§ **Source excerpt**:
Get Started with SOLOv2 for Instance Segmentation
Perform instance segmentation using the Computer Vision Toolbox™ Model for SOLOv2 Instance Segmentation support package. To learn more about instance segmentation, see Get Started with Instance Segmentation Using Deep Learning. Use the Computer Vision Toolbox Model for SOLOv2 Instance Segmentation support package for the tasks in these sections.
To segment object instances in an image using a pretrained SOLOv2 network, or to perform inference on a test image using a trained SOLOv2 network, see the Segment Image with Pretrained SOLOv2 Network section.
To configure and train a SOLOv2 network to perform transfer learning on your own data, see the Perform Transfer Learning with SOLOv2 section.
The Segmenting Objects by LOcations version 2 (SOLOv2) model for instance segmentation offers the advantage of lightweight, scalable, and memory-efficient architecture [1]. SOLOv2 achieved state-of-the-art performance on the COCO instance segmentation benchmark, outperforming previous models. The model can process inputs of various resolutions due to its multiscale feature pyramid network (FPN), enabling it to capture object details across an extensive range of object sizes. SOLOv2 does not require external region proposal networks, and directly estimates the object centers and associated masks through anchor point localization and mask segmentation modeling.
Install Support Package
You can install the Computer Vision Toolbox Model for SOLOv2 Instance Segmentation from Add-On Explorer. For more information about installing add-ons, see Get and Manage Add-Ons. The support package also requires Deep Learning Toolbox™ and Computer Vision Toolbox. Processing image data on a GPU requires a supported GPU device and Parallel Computing Toolbox™.
Segment Image with Pretrained SOLOv2 Network
Use the process in this section to segment a test image using a pretrained SOLOv2 network with default settings, or to perform inference using a trained SOLOv2 network.
At inference, a fully convolutional network (FCN) backbone of the SOLOv2 network extracts a set of feature maps of various spatial resolutions, or levels, from the input image. The network feeds the extracted feature maps into parallel category and mask branches to generate the final predictions: semantic categories (classes) and instance masks. You can overlay the predicted instance segmentation masks on the image to create the visualization of each object instance, and generate corresponding class labels.

§ **Set exercise 1**: According to the SOLOv2 page, what does SOLOv2 not require that would otherwise propose regions?

§ **Input material**:
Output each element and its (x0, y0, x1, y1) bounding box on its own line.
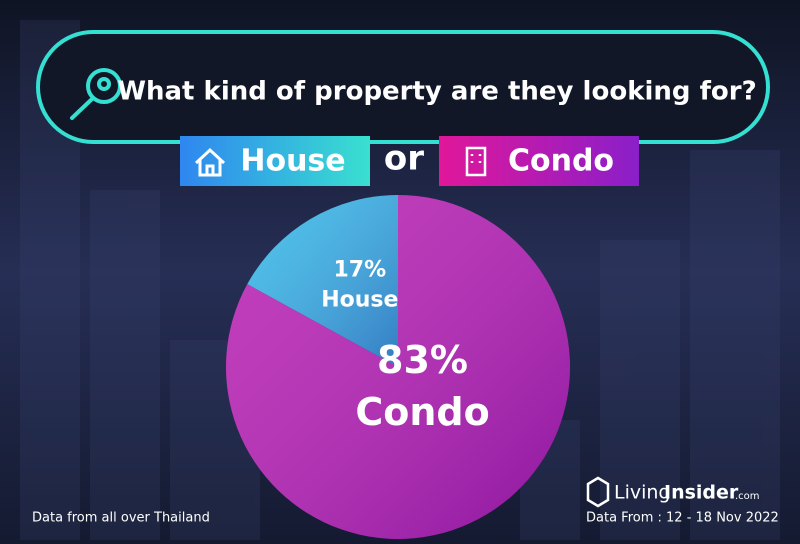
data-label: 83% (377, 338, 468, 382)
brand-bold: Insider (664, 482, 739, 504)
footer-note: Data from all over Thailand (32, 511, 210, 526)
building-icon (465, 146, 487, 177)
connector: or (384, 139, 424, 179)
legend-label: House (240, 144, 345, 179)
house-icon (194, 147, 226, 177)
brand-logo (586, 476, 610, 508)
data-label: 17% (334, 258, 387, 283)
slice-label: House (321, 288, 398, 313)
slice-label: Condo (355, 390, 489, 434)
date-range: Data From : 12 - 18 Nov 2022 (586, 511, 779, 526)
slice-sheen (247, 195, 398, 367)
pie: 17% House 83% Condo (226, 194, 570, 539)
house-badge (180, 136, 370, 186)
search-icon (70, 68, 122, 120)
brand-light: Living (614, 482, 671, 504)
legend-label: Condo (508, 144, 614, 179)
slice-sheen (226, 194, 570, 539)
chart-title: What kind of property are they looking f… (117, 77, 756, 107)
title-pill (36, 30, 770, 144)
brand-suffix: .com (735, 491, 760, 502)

...

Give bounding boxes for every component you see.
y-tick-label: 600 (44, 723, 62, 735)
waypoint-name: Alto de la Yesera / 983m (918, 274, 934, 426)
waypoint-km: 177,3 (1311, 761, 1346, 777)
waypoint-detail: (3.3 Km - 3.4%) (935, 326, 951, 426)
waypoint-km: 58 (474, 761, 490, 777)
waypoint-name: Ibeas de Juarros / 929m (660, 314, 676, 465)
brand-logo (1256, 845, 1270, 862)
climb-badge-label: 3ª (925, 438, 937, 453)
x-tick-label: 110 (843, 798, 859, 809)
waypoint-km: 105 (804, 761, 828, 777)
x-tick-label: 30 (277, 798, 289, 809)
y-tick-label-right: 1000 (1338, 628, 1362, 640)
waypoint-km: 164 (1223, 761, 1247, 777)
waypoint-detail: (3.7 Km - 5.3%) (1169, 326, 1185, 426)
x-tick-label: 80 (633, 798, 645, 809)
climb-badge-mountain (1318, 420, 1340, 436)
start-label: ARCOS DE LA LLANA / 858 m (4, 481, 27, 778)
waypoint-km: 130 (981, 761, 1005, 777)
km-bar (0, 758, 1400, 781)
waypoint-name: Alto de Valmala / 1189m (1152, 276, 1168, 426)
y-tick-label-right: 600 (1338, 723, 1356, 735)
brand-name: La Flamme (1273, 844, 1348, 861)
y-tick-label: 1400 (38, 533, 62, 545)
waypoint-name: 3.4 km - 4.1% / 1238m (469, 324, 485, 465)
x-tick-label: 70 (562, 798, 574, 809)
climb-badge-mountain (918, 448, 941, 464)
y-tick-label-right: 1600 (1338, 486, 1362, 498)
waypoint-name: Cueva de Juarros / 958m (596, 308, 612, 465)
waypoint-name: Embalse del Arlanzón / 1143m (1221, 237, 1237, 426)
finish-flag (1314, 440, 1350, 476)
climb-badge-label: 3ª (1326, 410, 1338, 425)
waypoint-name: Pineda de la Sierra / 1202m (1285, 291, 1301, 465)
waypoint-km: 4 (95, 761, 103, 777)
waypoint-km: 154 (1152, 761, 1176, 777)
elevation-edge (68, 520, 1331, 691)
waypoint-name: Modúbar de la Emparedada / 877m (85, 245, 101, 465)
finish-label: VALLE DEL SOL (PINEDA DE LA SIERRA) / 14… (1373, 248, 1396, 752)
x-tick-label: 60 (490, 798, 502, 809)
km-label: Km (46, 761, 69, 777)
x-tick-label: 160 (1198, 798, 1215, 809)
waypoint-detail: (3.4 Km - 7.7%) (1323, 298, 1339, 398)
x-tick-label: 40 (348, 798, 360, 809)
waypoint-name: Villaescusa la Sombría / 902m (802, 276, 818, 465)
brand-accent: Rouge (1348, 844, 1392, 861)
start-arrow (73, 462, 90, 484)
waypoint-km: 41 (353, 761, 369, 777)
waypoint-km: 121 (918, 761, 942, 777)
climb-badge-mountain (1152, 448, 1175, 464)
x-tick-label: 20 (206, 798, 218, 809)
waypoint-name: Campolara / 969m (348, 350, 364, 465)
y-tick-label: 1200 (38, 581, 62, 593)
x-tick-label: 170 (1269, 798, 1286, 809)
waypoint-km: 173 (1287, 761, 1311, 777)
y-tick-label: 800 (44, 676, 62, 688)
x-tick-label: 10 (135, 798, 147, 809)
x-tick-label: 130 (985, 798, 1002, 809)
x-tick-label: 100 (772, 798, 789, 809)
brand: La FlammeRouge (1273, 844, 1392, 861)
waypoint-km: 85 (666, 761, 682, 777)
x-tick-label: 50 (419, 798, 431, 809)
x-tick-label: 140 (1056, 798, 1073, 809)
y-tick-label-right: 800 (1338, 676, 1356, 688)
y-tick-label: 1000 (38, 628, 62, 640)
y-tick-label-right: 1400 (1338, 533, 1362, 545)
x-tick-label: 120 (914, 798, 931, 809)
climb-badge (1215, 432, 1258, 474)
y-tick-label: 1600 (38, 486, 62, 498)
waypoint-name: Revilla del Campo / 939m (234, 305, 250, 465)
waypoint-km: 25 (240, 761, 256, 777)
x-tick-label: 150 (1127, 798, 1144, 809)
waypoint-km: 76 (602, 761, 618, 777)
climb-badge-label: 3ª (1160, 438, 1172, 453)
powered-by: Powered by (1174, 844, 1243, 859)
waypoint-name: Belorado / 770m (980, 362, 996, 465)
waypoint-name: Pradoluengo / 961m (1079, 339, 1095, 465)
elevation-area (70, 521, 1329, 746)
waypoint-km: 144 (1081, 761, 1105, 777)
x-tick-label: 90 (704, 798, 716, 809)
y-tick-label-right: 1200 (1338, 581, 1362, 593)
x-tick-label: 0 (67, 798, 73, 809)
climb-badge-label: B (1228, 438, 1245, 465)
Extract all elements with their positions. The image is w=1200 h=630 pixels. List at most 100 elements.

...

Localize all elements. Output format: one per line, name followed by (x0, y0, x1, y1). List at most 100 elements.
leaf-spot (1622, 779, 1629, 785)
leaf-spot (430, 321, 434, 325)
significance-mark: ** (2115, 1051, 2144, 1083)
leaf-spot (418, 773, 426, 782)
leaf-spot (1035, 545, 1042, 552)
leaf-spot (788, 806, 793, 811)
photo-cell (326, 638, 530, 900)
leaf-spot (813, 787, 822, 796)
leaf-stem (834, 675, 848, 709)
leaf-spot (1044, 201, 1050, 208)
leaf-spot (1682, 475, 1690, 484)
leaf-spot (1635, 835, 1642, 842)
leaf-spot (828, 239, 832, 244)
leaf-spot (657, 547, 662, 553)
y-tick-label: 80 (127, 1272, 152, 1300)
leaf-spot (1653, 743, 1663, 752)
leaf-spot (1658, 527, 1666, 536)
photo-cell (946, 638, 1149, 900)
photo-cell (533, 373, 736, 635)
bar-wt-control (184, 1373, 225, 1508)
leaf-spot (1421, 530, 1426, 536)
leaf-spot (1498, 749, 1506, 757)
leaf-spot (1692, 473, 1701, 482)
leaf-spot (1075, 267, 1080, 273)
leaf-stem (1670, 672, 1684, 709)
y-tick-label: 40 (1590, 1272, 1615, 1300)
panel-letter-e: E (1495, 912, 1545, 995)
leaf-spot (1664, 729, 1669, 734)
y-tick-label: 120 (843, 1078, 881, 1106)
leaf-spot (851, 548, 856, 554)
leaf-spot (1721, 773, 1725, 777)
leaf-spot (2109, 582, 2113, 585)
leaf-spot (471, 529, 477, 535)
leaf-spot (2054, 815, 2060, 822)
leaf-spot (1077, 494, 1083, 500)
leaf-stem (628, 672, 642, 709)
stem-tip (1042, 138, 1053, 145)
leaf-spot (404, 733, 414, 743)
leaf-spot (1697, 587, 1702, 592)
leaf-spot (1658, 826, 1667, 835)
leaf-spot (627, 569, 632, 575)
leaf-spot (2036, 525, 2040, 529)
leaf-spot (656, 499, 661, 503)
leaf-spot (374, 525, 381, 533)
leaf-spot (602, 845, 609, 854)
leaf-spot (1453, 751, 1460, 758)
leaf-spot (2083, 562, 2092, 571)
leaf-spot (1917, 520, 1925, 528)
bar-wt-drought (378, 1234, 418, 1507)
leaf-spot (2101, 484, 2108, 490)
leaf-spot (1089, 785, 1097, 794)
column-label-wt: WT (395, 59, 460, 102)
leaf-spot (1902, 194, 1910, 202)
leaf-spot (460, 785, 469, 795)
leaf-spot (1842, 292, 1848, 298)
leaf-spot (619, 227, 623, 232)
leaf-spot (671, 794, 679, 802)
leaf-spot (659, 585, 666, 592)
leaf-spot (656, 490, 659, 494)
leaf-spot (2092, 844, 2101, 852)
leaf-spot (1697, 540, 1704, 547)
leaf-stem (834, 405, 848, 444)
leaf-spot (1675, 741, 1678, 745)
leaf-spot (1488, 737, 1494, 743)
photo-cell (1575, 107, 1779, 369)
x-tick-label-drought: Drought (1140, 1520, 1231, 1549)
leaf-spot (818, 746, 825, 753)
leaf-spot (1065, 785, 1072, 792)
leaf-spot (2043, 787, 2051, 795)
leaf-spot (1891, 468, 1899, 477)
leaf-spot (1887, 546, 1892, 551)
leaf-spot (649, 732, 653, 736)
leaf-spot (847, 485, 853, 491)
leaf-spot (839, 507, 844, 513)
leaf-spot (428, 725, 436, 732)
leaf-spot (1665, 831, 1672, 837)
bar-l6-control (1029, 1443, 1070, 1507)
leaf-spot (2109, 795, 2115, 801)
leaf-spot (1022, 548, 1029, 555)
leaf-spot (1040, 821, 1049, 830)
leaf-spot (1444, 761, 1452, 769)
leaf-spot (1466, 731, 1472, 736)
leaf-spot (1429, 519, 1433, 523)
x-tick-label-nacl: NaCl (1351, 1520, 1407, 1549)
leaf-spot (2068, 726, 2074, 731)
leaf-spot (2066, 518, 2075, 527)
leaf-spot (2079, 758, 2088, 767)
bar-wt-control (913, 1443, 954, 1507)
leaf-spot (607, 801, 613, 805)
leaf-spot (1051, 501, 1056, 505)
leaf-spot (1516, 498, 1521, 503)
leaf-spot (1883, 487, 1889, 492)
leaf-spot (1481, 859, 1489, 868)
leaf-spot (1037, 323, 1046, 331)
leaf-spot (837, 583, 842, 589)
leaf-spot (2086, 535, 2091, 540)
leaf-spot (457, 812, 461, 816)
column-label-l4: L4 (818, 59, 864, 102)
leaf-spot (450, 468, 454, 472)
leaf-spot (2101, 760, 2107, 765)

§ **Set exercise 2**: Quote verbatim the rows from the line with "data-label: 83% (377, 338, 468, 382)" up to and including the line with "house-icon (194, 147, 226, 177)".

§ **Task output 1**: External region proposal networks.

§ **Task output 2**:
data-label: 83% (377, 338, 468, 382)
brand-bold: Insider (664, 482, 739, 504)
footer-note: Data from all over Thailand (32, 511, 210, 526)
building-icon (465, 146, 487, 177)
connector: or (384, 139, 424, 179)
legend-label: House (240, 144, 345, 179)
house-icon (194, 147, 226, 177)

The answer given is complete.